_Task brief_:
Each line that holds the word "this" should be returned.

## Begin

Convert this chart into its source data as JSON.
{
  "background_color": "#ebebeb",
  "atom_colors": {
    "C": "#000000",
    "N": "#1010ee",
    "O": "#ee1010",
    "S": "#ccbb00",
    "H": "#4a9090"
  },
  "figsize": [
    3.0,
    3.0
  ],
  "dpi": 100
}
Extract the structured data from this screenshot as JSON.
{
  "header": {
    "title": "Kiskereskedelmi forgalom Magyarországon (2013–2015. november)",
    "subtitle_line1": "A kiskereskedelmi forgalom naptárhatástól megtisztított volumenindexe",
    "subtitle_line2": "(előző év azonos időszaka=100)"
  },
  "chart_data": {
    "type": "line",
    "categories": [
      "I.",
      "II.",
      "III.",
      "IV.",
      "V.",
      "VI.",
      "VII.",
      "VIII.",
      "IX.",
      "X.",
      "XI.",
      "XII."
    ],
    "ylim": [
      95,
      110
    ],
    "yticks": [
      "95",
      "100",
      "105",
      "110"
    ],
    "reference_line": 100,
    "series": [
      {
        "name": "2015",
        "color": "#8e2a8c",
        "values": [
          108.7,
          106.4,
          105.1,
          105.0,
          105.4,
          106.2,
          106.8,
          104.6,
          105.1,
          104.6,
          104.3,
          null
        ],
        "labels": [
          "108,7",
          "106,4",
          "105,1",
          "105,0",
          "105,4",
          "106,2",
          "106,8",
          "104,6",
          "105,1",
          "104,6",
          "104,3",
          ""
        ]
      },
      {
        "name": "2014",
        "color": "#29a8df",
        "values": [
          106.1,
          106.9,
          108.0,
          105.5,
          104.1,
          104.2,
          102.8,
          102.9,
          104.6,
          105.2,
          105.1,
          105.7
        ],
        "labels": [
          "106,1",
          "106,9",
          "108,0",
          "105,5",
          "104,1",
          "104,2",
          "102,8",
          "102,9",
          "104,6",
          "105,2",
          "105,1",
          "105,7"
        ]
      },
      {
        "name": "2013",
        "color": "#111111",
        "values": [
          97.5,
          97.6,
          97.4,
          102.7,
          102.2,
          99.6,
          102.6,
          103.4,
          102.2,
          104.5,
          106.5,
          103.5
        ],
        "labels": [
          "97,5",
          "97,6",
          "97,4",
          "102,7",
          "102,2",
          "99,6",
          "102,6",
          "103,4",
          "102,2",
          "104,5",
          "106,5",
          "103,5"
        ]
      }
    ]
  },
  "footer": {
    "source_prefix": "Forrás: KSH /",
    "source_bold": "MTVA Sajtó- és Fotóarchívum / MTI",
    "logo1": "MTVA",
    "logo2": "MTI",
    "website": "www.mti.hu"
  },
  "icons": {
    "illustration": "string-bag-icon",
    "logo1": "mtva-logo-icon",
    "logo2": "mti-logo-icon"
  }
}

## End

_Correct response_:
Convert this chart into its source data as JSON.
Extract the structured data from this screenshot as JSON.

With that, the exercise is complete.